**WRITTEN PROBLEM**
Copy all of the material below exactly.

(A run of records)
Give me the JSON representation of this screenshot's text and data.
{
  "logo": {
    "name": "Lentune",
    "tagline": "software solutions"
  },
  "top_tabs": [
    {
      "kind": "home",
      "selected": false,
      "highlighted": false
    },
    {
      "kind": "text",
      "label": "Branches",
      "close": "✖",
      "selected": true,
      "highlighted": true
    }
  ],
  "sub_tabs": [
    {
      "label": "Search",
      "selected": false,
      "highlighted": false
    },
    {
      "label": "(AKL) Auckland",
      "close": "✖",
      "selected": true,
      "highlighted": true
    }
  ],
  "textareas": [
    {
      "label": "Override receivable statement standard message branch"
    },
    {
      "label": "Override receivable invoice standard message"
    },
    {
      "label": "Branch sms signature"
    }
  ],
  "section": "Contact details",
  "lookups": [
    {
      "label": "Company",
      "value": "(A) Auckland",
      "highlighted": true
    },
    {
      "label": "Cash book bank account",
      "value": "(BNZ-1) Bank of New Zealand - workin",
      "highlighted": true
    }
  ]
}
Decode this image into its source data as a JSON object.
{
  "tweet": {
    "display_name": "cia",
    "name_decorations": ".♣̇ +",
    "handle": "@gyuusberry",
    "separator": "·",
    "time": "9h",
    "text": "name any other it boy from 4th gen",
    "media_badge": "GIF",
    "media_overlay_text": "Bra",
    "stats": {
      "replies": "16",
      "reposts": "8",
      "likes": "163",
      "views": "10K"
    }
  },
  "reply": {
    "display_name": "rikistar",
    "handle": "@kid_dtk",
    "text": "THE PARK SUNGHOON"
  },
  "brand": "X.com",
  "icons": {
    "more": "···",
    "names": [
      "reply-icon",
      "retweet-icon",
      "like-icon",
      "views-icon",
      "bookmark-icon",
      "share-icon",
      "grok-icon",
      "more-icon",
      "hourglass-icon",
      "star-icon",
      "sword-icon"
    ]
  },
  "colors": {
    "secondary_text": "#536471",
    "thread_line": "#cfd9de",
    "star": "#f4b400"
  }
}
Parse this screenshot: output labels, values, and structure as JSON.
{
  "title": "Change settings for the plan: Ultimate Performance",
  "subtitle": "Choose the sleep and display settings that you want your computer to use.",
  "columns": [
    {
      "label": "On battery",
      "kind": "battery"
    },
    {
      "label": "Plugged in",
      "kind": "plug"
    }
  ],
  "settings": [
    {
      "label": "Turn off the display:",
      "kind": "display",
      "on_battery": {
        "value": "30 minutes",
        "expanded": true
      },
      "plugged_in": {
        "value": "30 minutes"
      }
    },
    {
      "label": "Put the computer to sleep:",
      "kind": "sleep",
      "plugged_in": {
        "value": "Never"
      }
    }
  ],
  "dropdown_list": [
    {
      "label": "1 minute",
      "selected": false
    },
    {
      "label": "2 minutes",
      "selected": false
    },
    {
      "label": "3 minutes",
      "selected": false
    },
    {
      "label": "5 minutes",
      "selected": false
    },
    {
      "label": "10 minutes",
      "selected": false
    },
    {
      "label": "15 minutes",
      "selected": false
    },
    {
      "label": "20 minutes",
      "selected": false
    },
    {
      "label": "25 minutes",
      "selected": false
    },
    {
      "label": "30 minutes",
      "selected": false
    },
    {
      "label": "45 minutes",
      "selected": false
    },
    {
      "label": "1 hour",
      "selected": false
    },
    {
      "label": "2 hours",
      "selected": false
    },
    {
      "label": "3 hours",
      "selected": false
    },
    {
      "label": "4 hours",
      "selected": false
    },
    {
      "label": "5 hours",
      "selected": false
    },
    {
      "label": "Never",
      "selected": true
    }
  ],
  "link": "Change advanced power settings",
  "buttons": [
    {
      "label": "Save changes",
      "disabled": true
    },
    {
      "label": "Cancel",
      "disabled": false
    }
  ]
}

**COMPLETED EXERCISE**
Give me the JSON representation of this screenshot's text and data.
{
  "logo": {
    "name": "Lentune",
    "tagline": "software solutions"
  },
  "top_tabs": [
    {
      "kind": "home",
      "selected": false,
      "highlighted": false
    },
    {
      "kind": "text",
      "label": "Branches",
      "close": "✖",
      "selected": true,
      "highlighted": true
    }
  ],
  "sub_tabs": [
    {
      "label": "Search",
      "selected": false,
      "highlighted": false
    },
    {
      "label": "(AKL) Auckland",
      "close": "✖",
      "selected": true,
      "highlighted": true
    }
  ],
  "textareas": [
    {
      "label": "Override receivable statement standard message branch"
    },
    {
      "label": "Override receivable invoice standard message"
    },
    {
      "label": "Branch sms signature"
    }
  ],
  "section": "Contact details",
  "lookups": [
    {
      "label": "Company",
      "value": "(A) Auckland",
      "highlighted": true
    },
    {
      "label": "Cash book bank account",
      "value": "(BNZ-1) Bank of New Zealand - workin",
      "highlighted": true
    }
  ]
}
Decode this image into its source data as a JSON object.
{
  "tweet": {
    "display_name": "cia",
    "name_decorations": ".♣̇ +",
    "handle": "@gyuusberry",
    "separator": "·",
    "time": "9h",
    "text": "name any other it boy from 4th gen",
    "media_badge": "GIF",
    "media_overlay_text": "Bra",
    "stats": {
      "replies": "16",
      "reposts": "8",
      "likes": "163",
      "views": "10K"
    }
  },
  "reply": {
    "display_name": "rikistar",
    "handle": "@kid_dtk",
    "text": "THE PARK SUNGHOON"
  },
  "brand": "X.com",
  "icons": {
    "more": "···",
    "names": [
      "reply-icon",
      "retweet-icon",
      "like-icon",
      "views-icon",
      "bookmark-icon",
      "share-icon",
      "grok-icon",
      "more-icon",
      "hourglass-icon",
      "star-icon",
      "sword-icon"
    ]
  },
  "colors": {
    "secondary_text": "#536471",
    "thread_line": "#cfd9de",
    "star": "#f4b400"
  }
}
Parse this screenshot: output labels, values, and structure as JSON.
{
  "title": "Change settings for the plan: Ultimate Performance",
  "subtitle": "Choose the sleep and display settings that you want your computer to use.",
  "columns": [
    {
      "label": "On battery",
      "kind": "battery"
    },
    {
      "label": "Plugged in",
      "kind": "plug"
    }
  ],
  "settings": [
    {
      "label": "Turn off the display:",
      "kind": "display",
      "on_battery": {
        "value": "30 minutes",
        "expanded": true
      },
      "plugged_in": {
        "value": "30 minutes"
      }
    },
    {
      "label": "Put the computer to sleep:",
      "kind": "sleep",
      "plugged_in": {
        "value": "Never"
      }
    }
  ],
  "dropdown_list": [
    {
      "label": "1 minute",
      "selected": false
    },
    {
      "label": "2 minutes",
      "selected": false
    },
    {
      "label": "3 minutes",
      "selected": false
    },
    {
      "label": "5 minutes",
      "selected": false
    },
    {
      "label": "10 minutes",
      "selected": false
    },
    {
      "label": "15 minutes",
      "selected": false
    },
    {
      "label": "20 minutes",
      "selected": false
    },
    {
      "label": "25 minutes",
      "selected": false
    },
    {
      "label": "30 minutes",
      "selected": false
    },
    {
      "label": "45 minutes",
      "selected": false
    },
    {
      "label": "1 hour",
      "selected": false
    },
    {
      "label": "2 hours",
      "selected": false
    },
    {
      "label": "3 hours",
      "selected": false
    },
    {
      "label": "4 hours",
      "selected": false
    },
    {
      "label": "5 hours",
      "selected": false
    },
    {
      "label": "Never",
      "selected": true
    }
  ],
  "link": "Change advanced power settings",
  "buttons": [
    {
      "label": "Save changes",
      "disabled": true
    },
    {
      "label": "Cancel",
      "disabled": false
    }
  ]
}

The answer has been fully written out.